Items from a figure collection
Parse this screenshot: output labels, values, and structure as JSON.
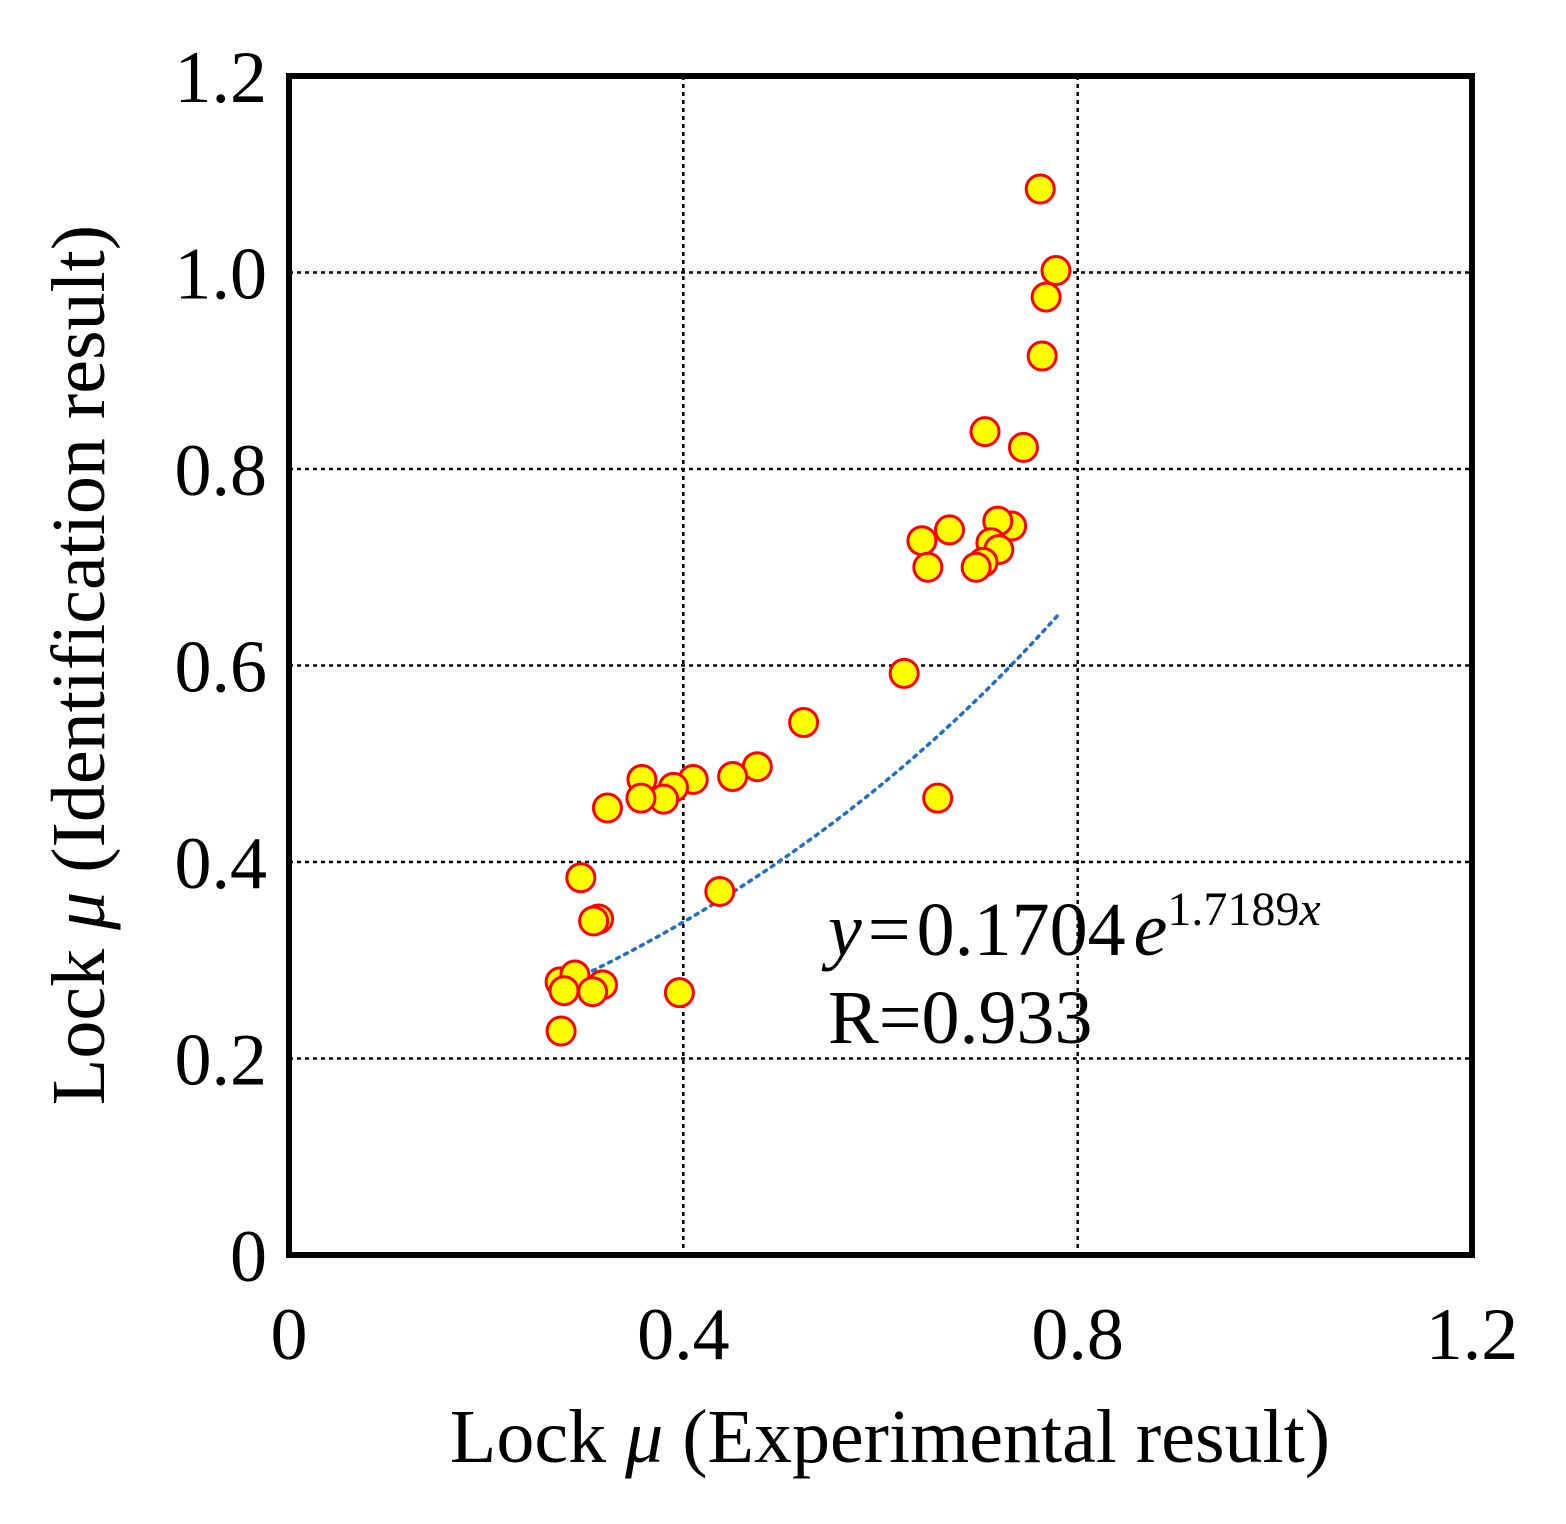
{
  "chart_data": {
    "type": "scatter",
    "title": "",
    "xlabel": {
      "prefix": "Lock ",
      "symbol": "μ",
      "suffix": " (Experimental result)"
    },
    "ylabel": {
      "prefix": "Lock ",
      "symbol": "μ",
      "suffix": " (Identification result)"
    },
    "xlim": [
      0,
      1.2
    ],
    "ylim": [
      0,
      1.2
    ],
    "grid": true,
    "x_ticks": [
      0,
      0.4,
      0.8,
      1.2
    ],
    "x_tick_labels": [
      "0",
      "0.4",
      "0.8",
      "1.2"
    ],
    "y_ticks": [
      0,
      0.2,
      0.4,
      0.6,
      0.8,
      1.0,
      1.2
    ],
    "y_tick_labels": [
      "0",
      "0.2",
      "0.4",
      "0.6",
      "0.8",
      "1.0",
      "1.2"
    ],
    "marker": {
      "fill": "#ffff00",
      "stroke": "#ff0000"
    },
    "trendline": {
      "type": "exponential",
      "a": 0.1704,
      "b": 1.7189,
      "x_range": [
        0.275,
        0.78
      ],
      "color": "#1f6fc4"
    },
    "annotation": {
      "eq_var": "y",
      "eq_eq": "=",
      "eq_coef": "0.1704",
      "eq_base": "e",
      "eq_exp_num": "1.7189",
      "eq_exp_var": "x",
      "r_text": "R=0.933"
    },
    "series": [
      {
        "name": "Lock μ",
        "points": [
          [
            0.762,
            1.085
          ],
          [
            0.778,
            1.002
          ],
          [
            0.768,
            0.975
          ],
          [
            0.764,
            0.915
          ],
          [
            0.706,
            0.838
          ],
          [
            0.745,
            0.822
          ],
          [
            0.733,
            0.742
          ],
          [
            0.719,
            0.747
          ],
          [
            0.67,
            0.738
          ],
          [
            0.642,
            0.727
          ],
          [
            0.712,
            0.725
          ],
          [
            0.72,
            0.718
          ],
          [
            0.704,
            0.705
          ],
          [
            0.697,
            0.7
          ],
          [
            0.648,
            0.7
          ],
          [
            0.624,
            0.592
          ],
          [
            0.522,
            0.542
          ],
          [
            0.475,
            0.497
          ],
          [
            0.45,
            0.487
          ],
          [
            0.41,
            0.484
          ],
          [
            0.358,
            0.484
          ],
          [
            0.39,
            0.476
          ],
          [
            0.38,
            0.464
          ],
          [
            0.357,
            0.465
          ],
          [
            0.323,
            0.455
          ],
          [
            0.658,
            0.465
          ],
          [
            0.296,
            0.384
          ],
          [
            0.437,
            0.37
          ],
          [
            0.314,
            0.342
          ],
          [
            0.309,
            0.34
          ],
          [
            0.275,
            0.278
          ],
          [
            0.29,
            0.285
          ],
          [
            0.318,
            0.275
          ],
          [
            0.279,
            0.269
          ],
          [
            0.308,
            0.268
          ],
          [
            0.396,
            0.267
          ],
          [
            0.276,
            0.228
          ]
        ]
      }
    ]
  }
}
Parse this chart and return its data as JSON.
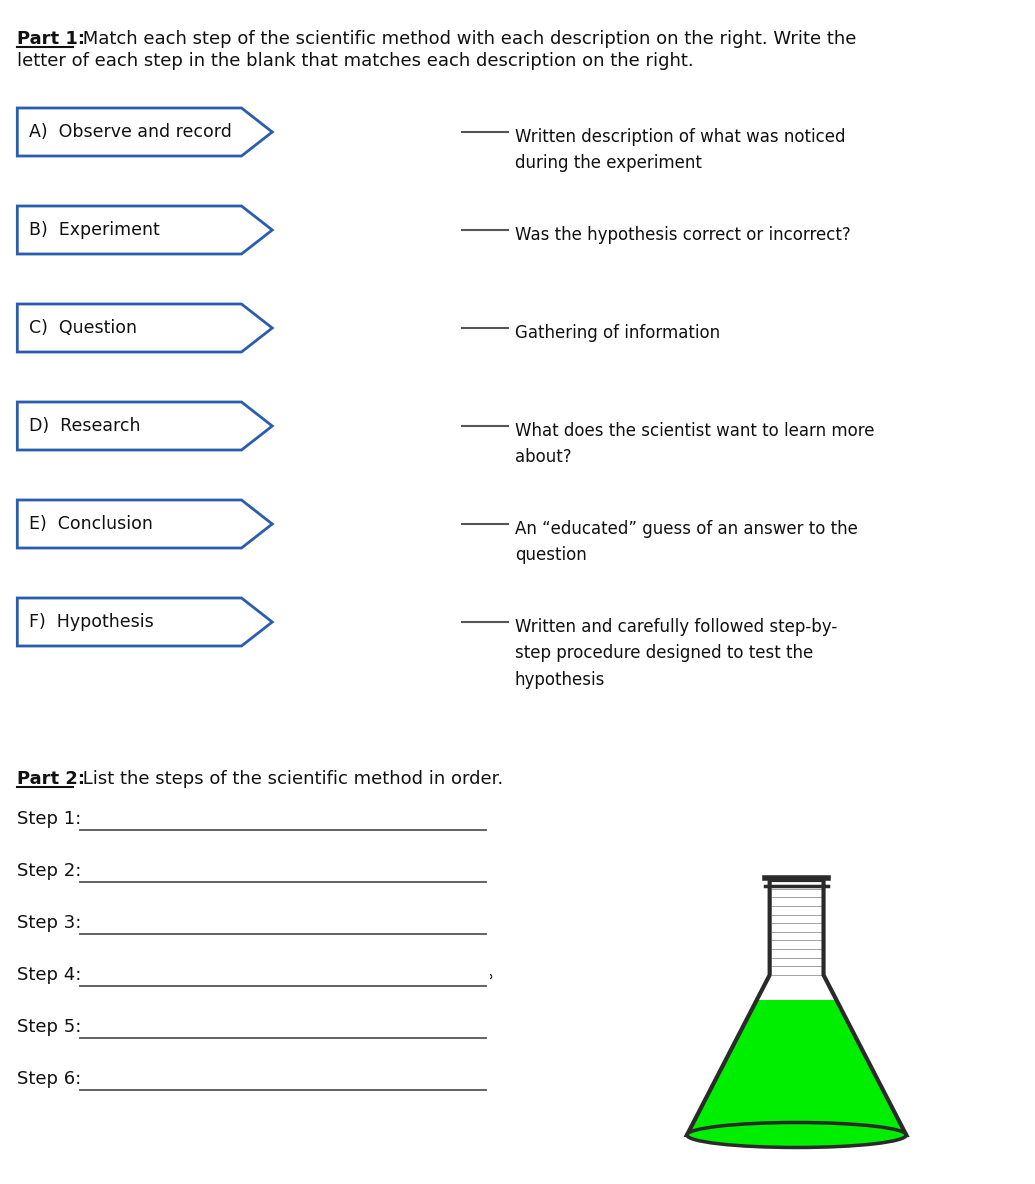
{
  "background_color": "#ffffff",
  "text_color": "#111111",
  "arrow_border_color": "#2a5db0",
  "arrow_fill_color": "#ffffff",
  "arrow_items": [
    "A)  Observe and record",
    "B)  Experiment",
    "C)  Question",
    "D)  Research",
    "E)  Conclusion",
    "F)  Hypothesis"
  ],
  "descriptions": [
    "Written description of what was noticed\nduring the experiment",
    "Was the hypothesis correct or incorrect?",
    "Gathering of information",
    "What does the scientist want to learn more\nabout?",
    "An “educated” guess of an answer to the\nquestion",
    "Written and carefully followed step-by-\nstep procedure designed to test the\nhypothesis"
  ],
  "steps": [
    "Step 1:",
    "Step 2:",
    "Step 3:",
    "Step 4:",
    "Step 5:",
    "Step 6:"
  ],
  "part1_bold": "Part 1:",
  "part1_rest": " Match each step of the scientific method with each description on the right. Write the",
  "part1_line2": "letter of each step in the blank that matches each description on the right.",
  "part2_bold": "Part 2:",
  "part2_rest": " List the steps of the scientific method in order."
}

_Task description_.
Copy out every line from the material above in which the word "right" appears.

_Solved exercise_.
  "part1_rest": " Match each step of the scientific method with each description on the right. Write the",
  "part1_line2": "letter of each step in the blank that matches each description on the right.",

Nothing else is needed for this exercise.